Records about charts and figures ▸
----

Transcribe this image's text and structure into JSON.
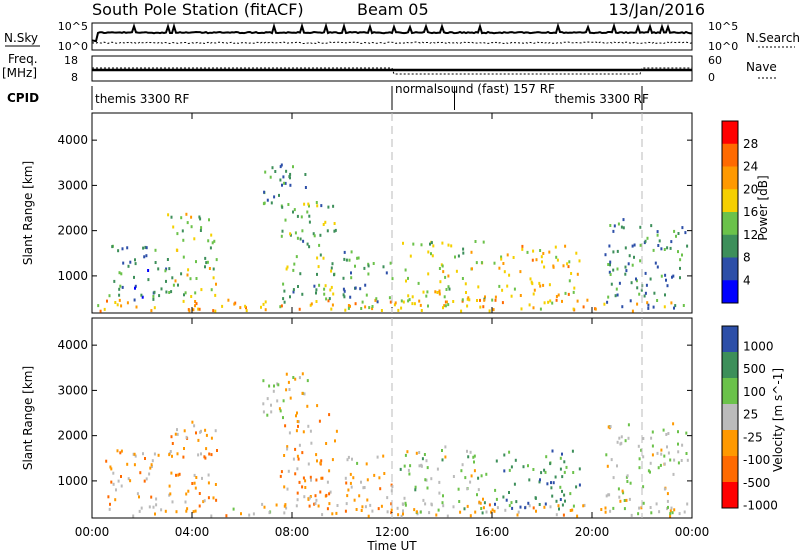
{
  "header": {
    "station": "South Pole Station (fitACF)",
    "beam": "Beam 05",
    "date": "13/Jan/2016"
  },
  "status_panels": {
    "nsky_label": "N.Sky",
    "nsearch_label": "N.Search",
    "nsky_ticks": [
      "10^5",
      "10^0"
    ],
    "nsky_ticks_right": [
      "10^5",
      "10^0"
    ],
    "freq_label_1": "Freq.",
    "freq_label_2": "[MHz]",
    "freq_ticks": [
      "18",
      "8"
    ],
    "nave_label": "Nave",
    "nave_ticks": [
      "60",
      "0"
    ],
    "cpid_label": "CPID",
    "cpid_segments": [
      {
        "name": "themis 3300 RF",
        "start_hour": 0,
        "end_hour": 12.0
      },
      {
        "name": "normalsound (fast) 157 RF",
        "start_hour": 12.0,
        "end_hour": 14.5
      },
      {
        "name": "themis 3300 RF",
        "start_hour": 14.5,
        "end_hour": 22.0
      }
    ]
  },
  "time_axis": {
    "label": "Time UT",
    "ticks": [
      "00:00",
      "04:00",
      "08:00",
      "12:00",
      "16:00",
      "20:00",
      "00:00"
    ],
    "range_hours": [
      0,
      24
    ],
    "dashed_markers_hours": [
      12.0,
      22.0
    ]
  },
  "chart_data": [
    {
      "type": "heatmap",
      "title": "",
      "xlabel": "",
      "ylabel": "Slant Range [km]",
      "yticks": [
        "1000",
        "2000",
        "3000",
        "4000"
      ],
      "ylim": [
        180,
        4600
      ],
      "colorbar": {
        "label": "Power [dB]",
        "ticks": [
          "4",
          "8",
          "12",
          "16",
          "20",
          "24",
          "28"
        ],
        "range": [
          0,
          30
        ],
        "colors": [
          "#0000ff",
          "#2d4fa8",
          "#3d8f5a",
          "#6bc24a",
          "#f5d000",
          "#ff9900",
          "#ff6a00",
          "#ff0000"
        ]
      },
      "echo_regions": [
        {
          "t0": 0.2,
          "t1": 23.8,
          "r0": 250,
          "r1": 520,
          "value": 20
        },
        {
          "t0": 0.5,
          "t1": 3.2,
          "r0": 500,
          "r1": 1700,
          "value": 8
        },
        {
          "t0": 3.0,
          "t1": 5.0,
          "r0": 550,
          "r1": 2400,
          "value": 14
        },
        {
          "t0": 6.8,
          "t1": 8.6,
          "r0": 2300,
          "r1": 3500,
          "value": 9
        },
        {
          "t0": 7.5,
          "t1": 9.8,
          "r0": 450,
          "r1": 2700,
          "value": 12
        },
        {
          "t0": 10.0,
          "t1": 12.0,
          "r0": 300,
          "r1": 1600,
          "value": 10
        },
        {
          "t0": 12.3,
          "t1": 15.8,
          "r0": 300,
          "r1": 1800,
          "value": 15
        },
        {
          "t0": 16.0,
          "t1": 19.5,
          "r0": 400,
          "r1": 1700,
          "value": 18
        },
        {
          "t0": 20.5,
          "t1": 23.8,
          "r0": 300,
          "r1": 2300,
          "value": 10
        }
      ]
    },
    {
      "type": "heatmap",
      "title": "",
      "xlabel": "Time UT",
      "ylabel": "Slant Range [km]",
      "yticks": [
        "1000",
        "2000",
        "3000",
        "4000"
      ],
      "ylim": [
        180,
        4600
      ],
      "colorbar": {
        "label": "Velocity [m s^-1]",
        "ticks": [
          "1000",
          "500",
          "100",
          "25",
          "-25",
          "-100",
          "-500",
          "-1000"
        ],
        "range": [
          -1000,
          1000
        ],
        "colors": [
          "#ff0000",
          "#ff6a00",
          "#ff9900",
          "#bbbbbb",
          "#6bc24a",
          "#3d8f5a",
          "#2d4fa8"
        ]
      },
      "echo_regions": [
        {
          "t0": 0.2,
          "t1": 23.8,
          "r0": 250,
          "r1": 520,
          "value": -150
        },
        {
          "t0": 0.5,
          "t1": 3.2,
          "r0": 500,
          "r1": 1700,
          "value": -200
        },
        {
          "t0": 3.0,
          "t1": 5.0,
          "r0": 550,
          "r1": 2400,
          "value": -300
        },
        {
          "t0": 6.8,
          "t1": 8.6,
          "r0": 2300,
          "r1": 3500,
          "value": 0
        },
        {
          "t0": 7.5,
          "t1": 9.8,
          "r0": 450,
          "r1": 2700,
          "value": -250
        },
        {
          "t0": 10.0,
          "t1": 12.0,
          "r0": 300,
          "r1": 1600,
          "value": -150
        },
        {
          "t0": 12.3,
          "t1": 15.8,
          "r0": 300,
          "r1": 1800,
          "value": 150
        },
        {
          "t0": 16.0,
          "t1": 19.5,
          "r0": 400,
          "r1": 1700,
          "value": 600
        },
        {
          "t0": 20.5,
          "t1": 23.8,
          "r0": 300,
          "r1": 2300,
          "value": 0
        }
      ]
    }
  ]
}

----

STATED EXERCISE ▸
Make an exact copy of the records shown above, without the pictures.

THE REPLY ▸
Transcribe this image's text and structure into JSON.
{
  "header": {
    "station": "South Pole Station (fitACF)",
    "beam": "Beam 05",
    "date": "13/Jan/2016"
  },
  "status_panels": {
    "nsky_label": "N.Sky",
    "nsearch_label": "N.Search",
    "nsky_ticks": [
      "10^5",
      "10^0"
    ],
    "nsky_ticks_right": [
      "10^5",
      "10^0"
    ],
    "freq_label_1": "Freq.",
    "freq_label_2": "[MHz]",
    "freq_ticks": [
      "18",
      "8"
    ],
    "nave_label": "Nave",
    "nave_ticks": [
      "60",
      "0"
    ],
    "cpid_label": "CPID",
    "cpid_segments": [
      {
        "name": "themis 3300 RF",
        "start_hour": 0,
        "end_hour": 12.0
      },
      {
        "name": "normalsound (fast) 157 RF",
        "start_hour": 12.0,
        "end_hour": 14.5
      },
      {
        "name": "themis 3300 RF",
        "start_hour": 14.5,
        "end_hour": 22.0
      }
    ]
  },
  "time_axis": {
    "label": "Time UT",
    "ticks": [
      "00:00",
      "04:00",
      "08:00",
      "12:00",
      "16:00",
      "20:00",
      "00:00"
    ],
    "range_hours": [
      0,
      24
    ],
    "dashed_markers_hours": [
      12.0,
      22.0
    ]
  },
  "chart_data": [
    {
      "type": "heatmap",
      "title": "",
      "xlabel": "",
      "ylabel": "Slant Range [km]",
      "yticks": [
        "1000",
        "2000",
        "3000",
        "4000"
      ],
      "ylim": [
        180,
        4600
      ],
      "colorbar": {
        "label": "Power [dB]",
        "ticks": [
          "4",
          "8",
          "12",
          "16",
          "20",
          "24",
          "28"
        ],
        "range": [
          0,
          30
        ],
        "colors": [
          "#0000ff",
          "#2d4fa8",
          "#3d8f5a",
          "#6bc24a",
          "#f5d000",
          "#ff9900",
          "#ff6a00",
          "#ff0000"
        ]
      },
      "echo_regions": [
        {
          "t0": 0.2,
          "t1": 23.8,
          "r0": 250,
          "r1": 520,
          "value": 20
        },
        {
          "t0": 0.5,
          "t1": 3.2,
          "r0": 500,
          "r1": 1700,
          "value": 8
        },
        {
          "t0": 3.0,
          "t1": 5.0,
          "r0": 550,
          "r1": 2400,
          "value": 14
        },
        {
          "t0": 6.8,
          "t1": 8.6,
          "r0": 2300,
          "r1": 3500,
          "value": 9
        },
        {
          "t0": 7.5,
          "t1": 9.8,
          "r0": 450,
          "r1": 2700,
          "value": 12
        },
        {
          "t0": 10.0,
          "t1": 12.0,
          "r0": 300,
          "r1": 1600,
          "value": 10
        },
        {
          "t0": 12.3,
          "t1": 15.8,
          "r0": 300,
          "r1": 1800,
          "value": 15
        },
        {
          "t0": 16.0,
          "t1": 19.5,
          "r0": 400,
          "r1": 1700,
          "value": 18
        },
        {
          "t0": 20.5,
          "t1": 23.8,
          "r0": 300,
          "r1": 2300,
          "value": 10
        }
      ]
    },
    {
      "type": "heatmap",
      "title": "",
      "xlabel": "Time UT",
      "ylabel": "Slant Range [km]",
      "yticks": [
        "1000",
        "2000",
        "3000",
        "4000"
      ],
      "ylim": [
        180,
        4600
      ],
      "colorbar": {
        "label": "Velocity [m s^-1]",
        "ticks": [
          "1000",
          "500",
          "100",
          "25",
          "-25",
          "-100",
          "-500",
          "-1000"
        ],
        "range": [
          -1000,
          1000
        ],
        "colors": [
          "#ff0000",
          "#ff6a00",
          "#ff9900",
          "#bbbbbb",
          "#6bc24a",
          "#3d8f5a",
          "#2d4fa8"
        ]
      },
      "echo_regions": [
        {
          "t0": 0.2,
          "t1": 23.8,
          "r0": 250,
          "r1": 520,
          "value": -150
        },
        {
          "t0": 0.5,
          "t1": 3.2,
          "r0": 500,
          "r1": 1700,
          "value": -200
        },
        {
          "t0": 3.0,
          "t1": 5.0,
          "r0": 550,
          "r1": 2400,
          "value": -300
        },
        {
          "t0": 6.8,
          "t1": 8.6,
          "r0": 2300,
          "r1": 3500,
          "value": 0
        },
        {
          "t0": 7.5,
          "t1": 9.8,
          "r0": 450,
          "r1": 2700,
          "value": -250
        },
        {
          "t0": 10.0,
          "t1": 12.0,
          "r0": 300,
          "r1": 1600,
          "value": -150
        },
        {
          "t0": 12.3,
          "t1": 15.8,
          "r0": 300,
          "r1": 1800,
          "value": 150
        },
        {
          "t0": 16.0,
          "t1": 19.5,
          "r0": 400,
          "r1": 1700,
          "value": 600
        },
        {
          "t0": 20.5,
          "t1": 23.8,
          "r0": 300,
          "r1": 2300,
          "value": 0
        }
      ]
    }
  ]
}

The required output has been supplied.